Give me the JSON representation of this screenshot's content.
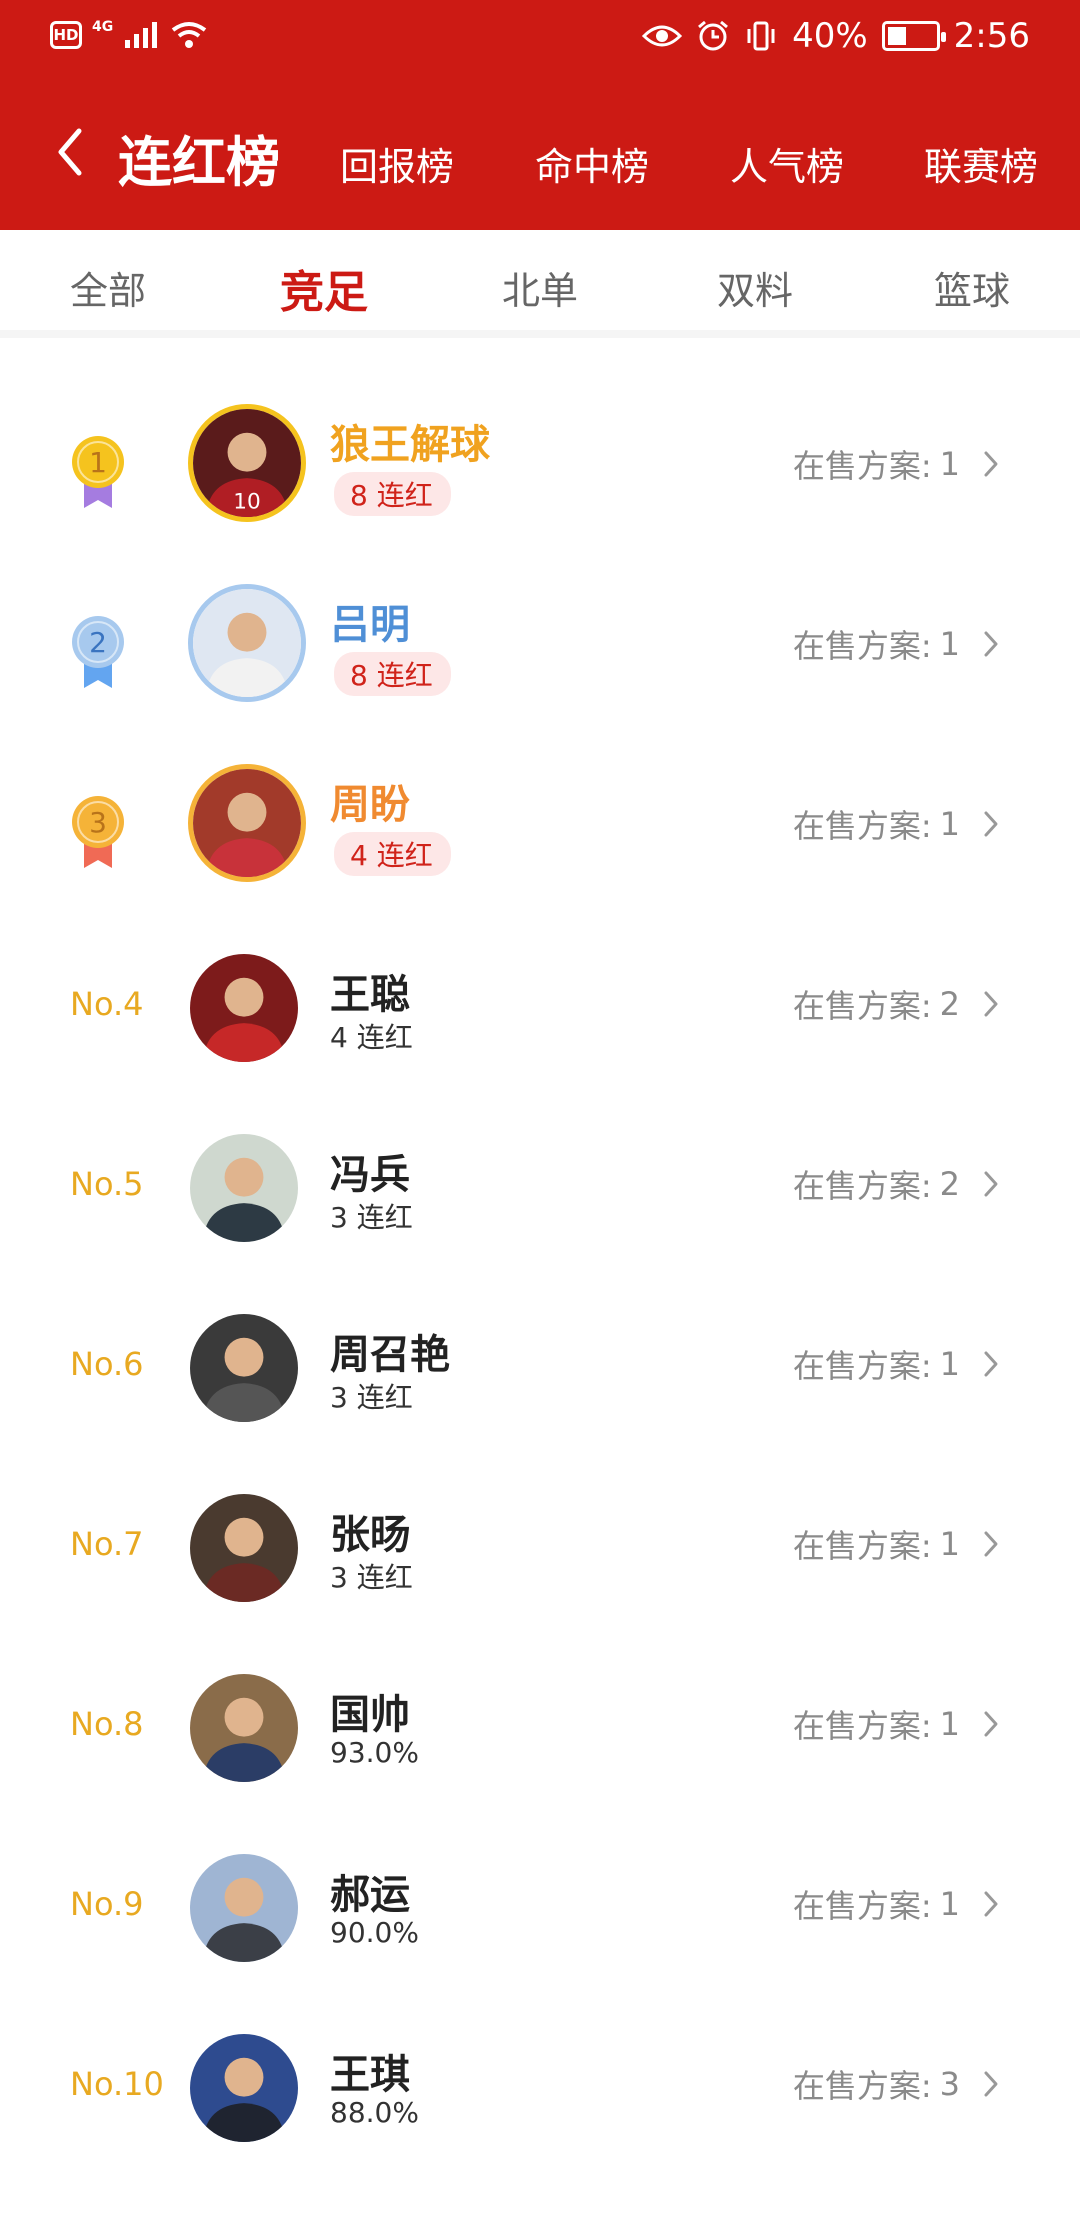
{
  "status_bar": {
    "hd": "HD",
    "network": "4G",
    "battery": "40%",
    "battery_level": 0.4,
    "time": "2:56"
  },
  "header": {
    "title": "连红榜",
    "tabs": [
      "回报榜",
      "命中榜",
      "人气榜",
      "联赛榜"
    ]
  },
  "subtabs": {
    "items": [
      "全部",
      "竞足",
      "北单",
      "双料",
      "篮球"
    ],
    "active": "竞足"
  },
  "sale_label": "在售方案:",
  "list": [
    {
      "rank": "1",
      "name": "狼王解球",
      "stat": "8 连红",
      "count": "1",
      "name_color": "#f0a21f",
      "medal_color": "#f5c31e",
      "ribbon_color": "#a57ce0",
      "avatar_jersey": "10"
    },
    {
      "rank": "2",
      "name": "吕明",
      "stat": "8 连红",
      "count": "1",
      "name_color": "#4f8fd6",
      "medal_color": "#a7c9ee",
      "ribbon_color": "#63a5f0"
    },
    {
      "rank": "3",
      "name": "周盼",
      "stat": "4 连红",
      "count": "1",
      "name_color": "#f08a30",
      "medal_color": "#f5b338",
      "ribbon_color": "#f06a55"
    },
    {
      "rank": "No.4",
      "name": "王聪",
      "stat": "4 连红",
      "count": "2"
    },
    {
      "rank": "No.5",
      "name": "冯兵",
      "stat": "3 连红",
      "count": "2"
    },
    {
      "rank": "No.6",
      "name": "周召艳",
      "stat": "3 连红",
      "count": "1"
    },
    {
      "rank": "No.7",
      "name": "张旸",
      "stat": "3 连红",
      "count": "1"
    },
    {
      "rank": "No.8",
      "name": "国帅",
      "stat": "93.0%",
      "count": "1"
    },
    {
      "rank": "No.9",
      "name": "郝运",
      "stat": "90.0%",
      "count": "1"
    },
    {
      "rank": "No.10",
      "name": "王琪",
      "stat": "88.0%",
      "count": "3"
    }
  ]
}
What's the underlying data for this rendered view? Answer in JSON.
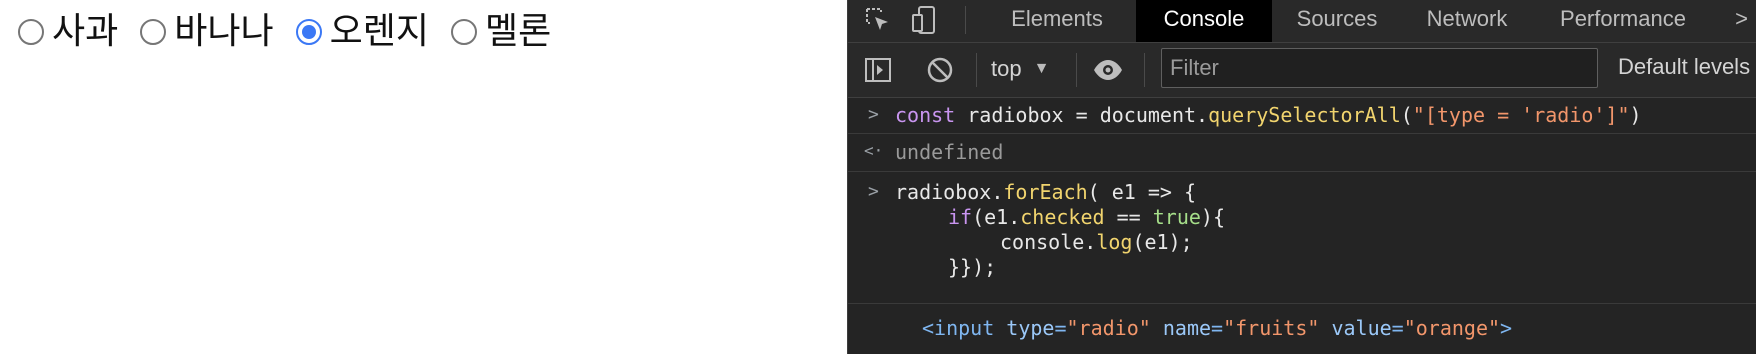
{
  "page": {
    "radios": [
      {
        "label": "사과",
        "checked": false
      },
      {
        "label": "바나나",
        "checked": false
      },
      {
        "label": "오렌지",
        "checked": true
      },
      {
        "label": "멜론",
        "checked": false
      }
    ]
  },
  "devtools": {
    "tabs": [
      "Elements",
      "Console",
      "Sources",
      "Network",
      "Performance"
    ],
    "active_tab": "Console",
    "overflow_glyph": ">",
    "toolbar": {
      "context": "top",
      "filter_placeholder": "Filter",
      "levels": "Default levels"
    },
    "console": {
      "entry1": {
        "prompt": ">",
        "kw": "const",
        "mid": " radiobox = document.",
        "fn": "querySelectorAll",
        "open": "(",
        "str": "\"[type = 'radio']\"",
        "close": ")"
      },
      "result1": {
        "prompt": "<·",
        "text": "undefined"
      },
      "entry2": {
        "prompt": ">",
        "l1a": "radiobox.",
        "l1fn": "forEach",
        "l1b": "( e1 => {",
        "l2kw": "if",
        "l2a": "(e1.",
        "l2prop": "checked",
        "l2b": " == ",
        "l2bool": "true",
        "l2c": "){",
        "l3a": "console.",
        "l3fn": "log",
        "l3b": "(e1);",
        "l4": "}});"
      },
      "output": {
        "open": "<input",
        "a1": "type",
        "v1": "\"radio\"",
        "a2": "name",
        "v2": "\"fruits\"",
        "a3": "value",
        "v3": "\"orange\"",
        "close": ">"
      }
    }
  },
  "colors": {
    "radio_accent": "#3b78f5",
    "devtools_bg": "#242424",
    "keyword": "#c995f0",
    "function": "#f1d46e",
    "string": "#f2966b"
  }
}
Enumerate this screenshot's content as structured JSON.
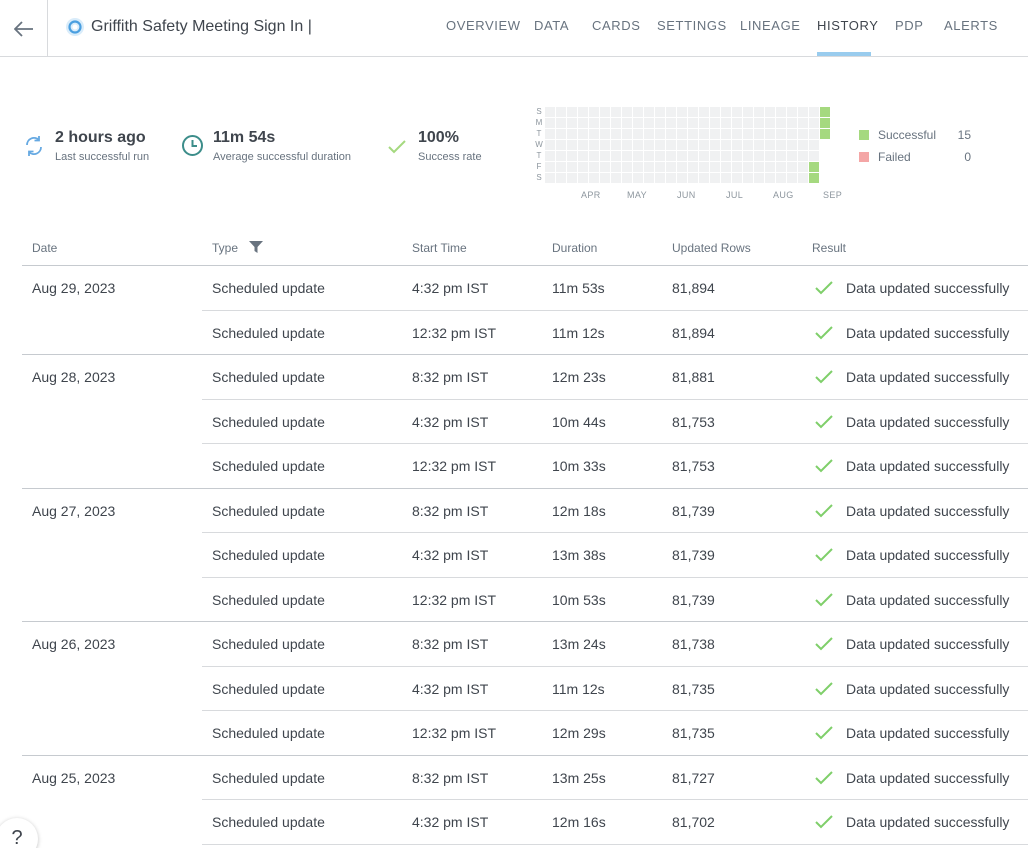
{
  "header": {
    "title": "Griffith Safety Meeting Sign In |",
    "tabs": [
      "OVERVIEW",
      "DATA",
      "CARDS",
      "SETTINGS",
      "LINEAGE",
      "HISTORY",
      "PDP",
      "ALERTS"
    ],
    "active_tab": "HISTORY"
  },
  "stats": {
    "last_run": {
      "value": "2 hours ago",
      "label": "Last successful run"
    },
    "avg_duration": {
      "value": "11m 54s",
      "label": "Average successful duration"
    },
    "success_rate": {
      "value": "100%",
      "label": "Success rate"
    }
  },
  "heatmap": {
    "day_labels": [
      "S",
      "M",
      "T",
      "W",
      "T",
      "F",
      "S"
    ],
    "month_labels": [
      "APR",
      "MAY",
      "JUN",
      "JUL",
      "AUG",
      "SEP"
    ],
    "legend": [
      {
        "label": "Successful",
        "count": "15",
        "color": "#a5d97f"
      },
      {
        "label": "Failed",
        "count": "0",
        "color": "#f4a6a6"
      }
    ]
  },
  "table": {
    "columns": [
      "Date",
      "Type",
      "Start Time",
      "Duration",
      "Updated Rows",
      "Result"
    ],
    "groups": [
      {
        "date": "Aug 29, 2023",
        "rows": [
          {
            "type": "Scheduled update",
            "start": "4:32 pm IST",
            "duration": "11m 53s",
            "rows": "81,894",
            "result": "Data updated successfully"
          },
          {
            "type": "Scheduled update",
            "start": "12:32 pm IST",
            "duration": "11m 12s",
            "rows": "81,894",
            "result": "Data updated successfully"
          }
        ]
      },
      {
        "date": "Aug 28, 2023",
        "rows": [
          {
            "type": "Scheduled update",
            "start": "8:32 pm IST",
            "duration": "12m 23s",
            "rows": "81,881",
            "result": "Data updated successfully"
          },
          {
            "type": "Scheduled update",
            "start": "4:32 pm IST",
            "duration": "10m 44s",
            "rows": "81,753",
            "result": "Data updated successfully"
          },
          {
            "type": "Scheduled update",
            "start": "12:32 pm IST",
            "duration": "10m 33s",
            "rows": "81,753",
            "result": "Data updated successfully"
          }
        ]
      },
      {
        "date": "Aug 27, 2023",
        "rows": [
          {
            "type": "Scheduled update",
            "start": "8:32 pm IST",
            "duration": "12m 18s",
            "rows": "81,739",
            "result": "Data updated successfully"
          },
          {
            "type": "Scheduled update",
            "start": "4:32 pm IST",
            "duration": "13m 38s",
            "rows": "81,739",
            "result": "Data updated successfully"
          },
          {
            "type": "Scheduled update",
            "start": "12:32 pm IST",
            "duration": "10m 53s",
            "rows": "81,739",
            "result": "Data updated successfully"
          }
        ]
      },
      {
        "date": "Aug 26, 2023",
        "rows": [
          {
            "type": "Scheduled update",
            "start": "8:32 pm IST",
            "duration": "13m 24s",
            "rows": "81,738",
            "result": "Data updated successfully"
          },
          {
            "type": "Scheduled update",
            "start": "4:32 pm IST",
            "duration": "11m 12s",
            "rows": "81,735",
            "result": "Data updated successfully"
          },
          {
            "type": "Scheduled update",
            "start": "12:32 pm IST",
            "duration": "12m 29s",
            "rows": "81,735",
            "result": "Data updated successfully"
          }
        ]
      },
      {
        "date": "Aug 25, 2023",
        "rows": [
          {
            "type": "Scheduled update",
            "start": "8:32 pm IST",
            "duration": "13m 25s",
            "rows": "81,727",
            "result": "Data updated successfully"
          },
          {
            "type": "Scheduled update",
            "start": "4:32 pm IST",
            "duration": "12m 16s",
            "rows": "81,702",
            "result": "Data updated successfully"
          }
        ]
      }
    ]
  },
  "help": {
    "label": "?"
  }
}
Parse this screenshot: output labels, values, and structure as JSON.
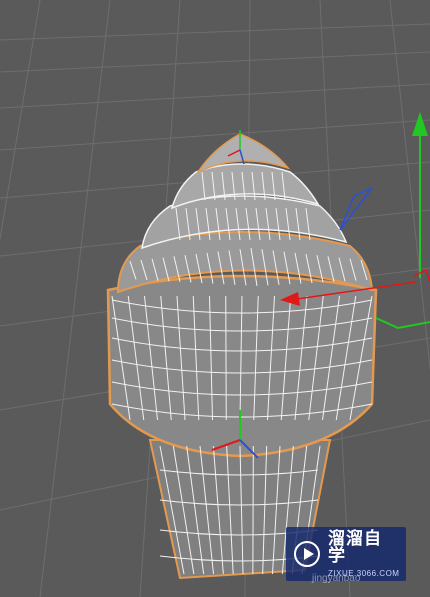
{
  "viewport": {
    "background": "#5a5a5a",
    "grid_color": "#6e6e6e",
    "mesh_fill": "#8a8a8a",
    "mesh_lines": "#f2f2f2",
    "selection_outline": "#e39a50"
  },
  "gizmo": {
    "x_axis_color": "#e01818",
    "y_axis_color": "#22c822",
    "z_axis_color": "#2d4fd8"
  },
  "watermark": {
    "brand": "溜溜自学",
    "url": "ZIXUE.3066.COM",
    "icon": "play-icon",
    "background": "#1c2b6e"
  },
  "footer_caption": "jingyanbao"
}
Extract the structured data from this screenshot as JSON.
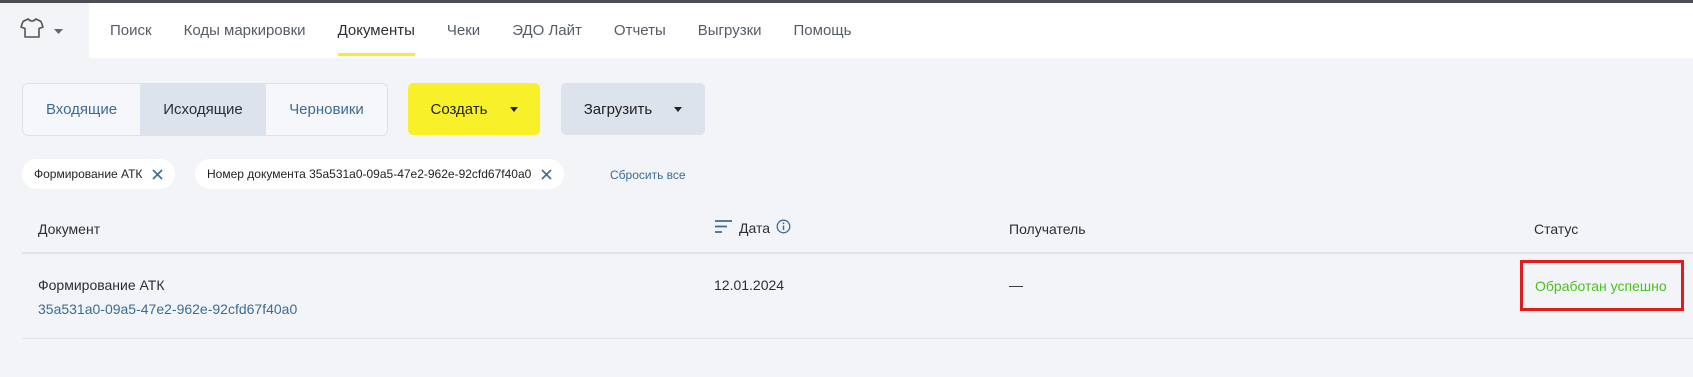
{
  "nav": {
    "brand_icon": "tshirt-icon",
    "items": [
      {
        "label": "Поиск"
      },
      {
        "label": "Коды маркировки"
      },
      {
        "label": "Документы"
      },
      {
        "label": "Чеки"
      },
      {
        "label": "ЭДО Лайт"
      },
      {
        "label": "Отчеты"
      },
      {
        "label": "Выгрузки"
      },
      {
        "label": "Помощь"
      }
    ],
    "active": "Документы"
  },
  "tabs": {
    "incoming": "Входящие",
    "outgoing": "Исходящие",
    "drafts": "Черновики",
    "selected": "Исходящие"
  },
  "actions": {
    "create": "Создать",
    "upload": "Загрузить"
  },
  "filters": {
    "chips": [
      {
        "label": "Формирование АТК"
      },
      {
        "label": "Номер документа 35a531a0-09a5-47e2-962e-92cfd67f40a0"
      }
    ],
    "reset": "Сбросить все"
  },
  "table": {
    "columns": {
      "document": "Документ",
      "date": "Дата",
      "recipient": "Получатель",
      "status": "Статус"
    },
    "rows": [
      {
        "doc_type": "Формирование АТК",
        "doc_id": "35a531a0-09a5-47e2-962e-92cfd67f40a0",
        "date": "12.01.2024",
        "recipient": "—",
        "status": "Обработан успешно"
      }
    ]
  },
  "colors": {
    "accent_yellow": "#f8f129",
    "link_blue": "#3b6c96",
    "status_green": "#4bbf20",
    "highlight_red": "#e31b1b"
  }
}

##########

What you should do:
Gather up, from the records above, each line where the word "icon" appears.

Result below:
    "icon": "play-icon",
    "brand_icon": "tshirt-icon",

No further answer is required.